> _SET TASK_
Count lines with "Signs" in them. Report only the total.

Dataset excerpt
------------------------------------------------

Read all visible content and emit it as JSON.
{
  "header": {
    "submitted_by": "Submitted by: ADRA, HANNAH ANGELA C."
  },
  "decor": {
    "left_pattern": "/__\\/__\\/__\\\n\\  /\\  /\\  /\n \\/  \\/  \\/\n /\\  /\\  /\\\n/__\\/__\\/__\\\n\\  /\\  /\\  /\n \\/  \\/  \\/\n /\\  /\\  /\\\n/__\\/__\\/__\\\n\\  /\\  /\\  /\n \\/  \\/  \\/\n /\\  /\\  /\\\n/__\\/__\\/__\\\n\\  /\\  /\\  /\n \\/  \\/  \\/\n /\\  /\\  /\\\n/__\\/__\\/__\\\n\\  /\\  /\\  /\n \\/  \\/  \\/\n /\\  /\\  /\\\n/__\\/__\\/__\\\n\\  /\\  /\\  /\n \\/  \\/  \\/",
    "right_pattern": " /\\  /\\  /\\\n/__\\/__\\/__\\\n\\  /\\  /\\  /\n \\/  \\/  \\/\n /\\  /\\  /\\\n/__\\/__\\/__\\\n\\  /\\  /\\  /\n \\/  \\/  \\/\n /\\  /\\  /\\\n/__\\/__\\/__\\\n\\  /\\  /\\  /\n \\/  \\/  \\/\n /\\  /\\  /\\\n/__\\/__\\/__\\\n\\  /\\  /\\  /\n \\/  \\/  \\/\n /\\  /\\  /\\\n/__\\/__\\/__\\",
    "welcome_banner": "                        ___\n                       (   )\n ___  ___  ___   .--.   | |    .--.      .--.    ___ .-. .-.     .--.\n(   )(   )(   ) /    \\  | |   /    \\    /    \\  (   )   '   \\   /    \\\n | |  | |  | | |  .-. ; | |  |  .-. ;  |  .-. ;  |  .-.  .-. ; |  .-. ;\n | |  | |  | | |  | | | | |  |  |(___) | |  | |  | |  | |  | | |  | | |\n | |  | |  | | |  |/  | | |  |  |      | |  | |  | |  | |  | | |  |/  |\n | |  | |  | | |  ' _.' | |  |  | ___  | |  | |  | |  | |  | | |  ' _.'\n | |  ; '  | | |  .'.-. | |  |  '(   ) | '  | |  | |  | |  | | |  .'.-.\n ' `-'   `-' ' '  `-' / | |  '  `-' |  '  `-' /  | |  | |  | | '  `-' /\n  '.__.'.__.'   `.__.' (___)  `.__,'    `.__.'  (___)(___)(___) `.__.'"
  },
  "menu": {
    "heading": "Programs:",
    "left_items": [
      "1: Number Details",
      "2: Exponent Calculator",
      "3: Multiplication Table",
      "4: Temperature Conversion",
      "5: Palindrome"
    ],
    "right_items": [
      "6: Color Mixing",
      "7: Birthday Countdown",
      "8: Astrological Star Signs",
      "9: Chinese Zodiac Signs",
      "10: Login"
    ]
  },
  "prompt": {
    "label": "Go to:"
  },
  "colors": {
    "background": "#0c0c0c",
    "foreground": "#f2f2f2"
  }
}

------------------------------------------------

> _EXERCISE RESPONSE_
2